─── Material ───

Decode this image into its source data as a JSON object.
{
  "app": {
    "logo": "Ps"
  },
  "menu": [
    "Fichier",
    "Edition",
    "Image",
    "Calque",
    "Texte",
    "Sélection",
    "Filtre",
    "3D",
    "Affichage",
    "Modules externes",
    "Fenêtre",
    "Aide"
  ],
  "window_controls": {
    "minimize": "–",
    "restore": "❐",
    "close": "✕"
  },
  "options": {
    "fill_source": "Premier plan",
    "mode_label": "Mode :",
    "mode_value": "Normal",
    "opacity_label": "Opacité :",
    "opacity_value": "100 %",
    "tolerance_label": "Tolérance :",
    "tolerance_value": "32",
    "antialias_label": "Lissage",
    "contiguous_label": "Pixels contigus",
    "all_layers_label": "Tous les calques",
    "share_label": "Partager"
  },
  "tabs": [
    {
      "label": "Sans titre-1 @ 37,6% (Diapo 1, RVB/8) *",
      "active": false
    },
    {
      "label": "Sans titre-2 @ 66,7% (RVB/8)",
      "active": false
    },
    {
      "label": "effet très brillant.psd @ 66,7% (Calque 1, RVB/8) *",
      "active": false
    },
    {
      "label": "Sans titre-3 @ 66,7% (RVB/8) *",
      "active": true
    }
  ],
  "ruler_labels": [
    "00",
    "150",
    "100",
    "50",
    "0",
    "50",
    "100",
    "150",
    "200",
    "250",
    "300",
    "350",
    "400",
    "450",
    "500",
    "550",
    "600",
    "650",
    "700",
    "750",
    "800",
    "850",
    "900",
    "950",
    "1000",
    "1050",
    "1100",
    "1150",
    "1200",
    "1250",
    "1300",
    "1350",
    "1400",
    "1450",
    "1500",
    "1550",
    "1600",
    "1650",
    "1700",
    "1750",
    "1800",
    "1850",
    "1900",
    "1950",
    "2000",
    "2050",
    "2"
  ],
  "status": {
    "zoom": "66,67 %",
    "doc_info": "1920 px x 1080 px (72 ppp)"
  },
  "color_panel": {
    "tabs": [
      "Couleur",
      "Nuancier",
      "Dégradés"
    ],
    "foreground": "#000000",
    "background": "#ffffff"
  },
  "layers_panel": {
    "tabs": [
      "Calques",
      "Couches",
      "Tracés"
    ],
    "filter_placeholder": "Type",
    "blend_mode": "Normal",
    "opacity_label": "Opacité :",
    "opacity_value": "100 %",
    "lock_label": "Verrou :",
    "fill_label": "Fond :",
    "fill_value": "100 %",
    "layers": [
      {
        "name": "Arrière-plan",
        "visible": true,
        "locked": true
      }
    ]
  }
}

───

= Goal =
Extract each line of the listing above, copying it word for word.

= Result =
Decode this image into its source data as a JSON object.
{
  "app": {
    "logo": "Ps"
  },
  "menu": [
    "Fichier",
    "Edition",
    "Image",
    "Calque",
    "Texte",
    "Sélection",
    "Filtre",
    "3D",
    "Affichage",
    "Modules externes",
    "Fenêtre",
    "Aide"
  ],
  "window_controls": {
    "minimize": "–",
    "restore": "❐",
    "close": "✕"
  },
  "options": {
    "fill_source": "Premier plan",
    "mode_label": "Mode :",
    "mode_value": "Normal",
    "opacity_label": "Opacité :",
    "opacity_value": "100 %",
    "tolerance_label": "Tolérance :",
    "tolerance_value": "32",
    "antialias_label": "Lissage",
    "contiguous_label": "Pixels contigus",
    "all_layers_label": "Tous les calques",
    "share_label": "Partager"
  },
  "tabs": [
    {
      "label": "Sans titre-1 @ 37,6% (Diapo 1, RVB/8) *",
      "active": false
    },
    {
      "label": "Sans titre-2 @ 66,7% (RVB/8)",
      "active": false
    },
    {
      "label": "effet très brillant.psd @ 66,7% (Calque 1, RVB/8) *",
      "active": false
    },
    {
      "label": "Sans titre-3 @ 66,7% (RVB/8) *",
      "active": true
    }
  ],
  "ruler_labels": [
    "00",
    "150",
    "100",
    "50",
    "0",
    "50",
    "100",
    "150",
    "200",
    "250",
    "300",
    "350",
    "400",
    "450",
    "500",
    "550",
    "600",
    "650",
    "700",
    "750",
    "800",
    "850",
    "900",
    "950",
    "1000",
    "1050",
    "1100",
    "1150",
    "1200",
    "1250",
    "1300",
    "1350",
    "1400",
    "1450",
    "1500",
    "1550",
    "1600",
    "1650",
    "1700",
    "1750",
    "1800",
    "1850",
    "1900",
    "1950",
    "2000",
    "2050",
    "2"
  ],
  "status": {
    "zoom": "66,67 %",
    "doc_info": "1920 px x 1080 px (72 ppp)"
  },
  "color_panel": {
    "tabs": [
      "Couleur",
      "Nuancier",
      "Dégradés"
    ],
    "foreground": "#000000",
    "background": "#ffffff"
  },
  "layers_panel": {
    "tabs": [
      "Calques",
      "Couches",
      "Tracés"
    ],
    "filter_placeholder": "Type",
    "blend_mode": "Normal",
    "opacity_label": "Opacité :",
    "opacity_value": "100 %",
    "lock_label": "Verrou :",
    "fill_label": "Fond :",
    "fill_value": "100 %",
    "layers": [
      {
        "name": "Arrière-plan",
        "visible": true,
        "locked": true
      }
    ]
  }
}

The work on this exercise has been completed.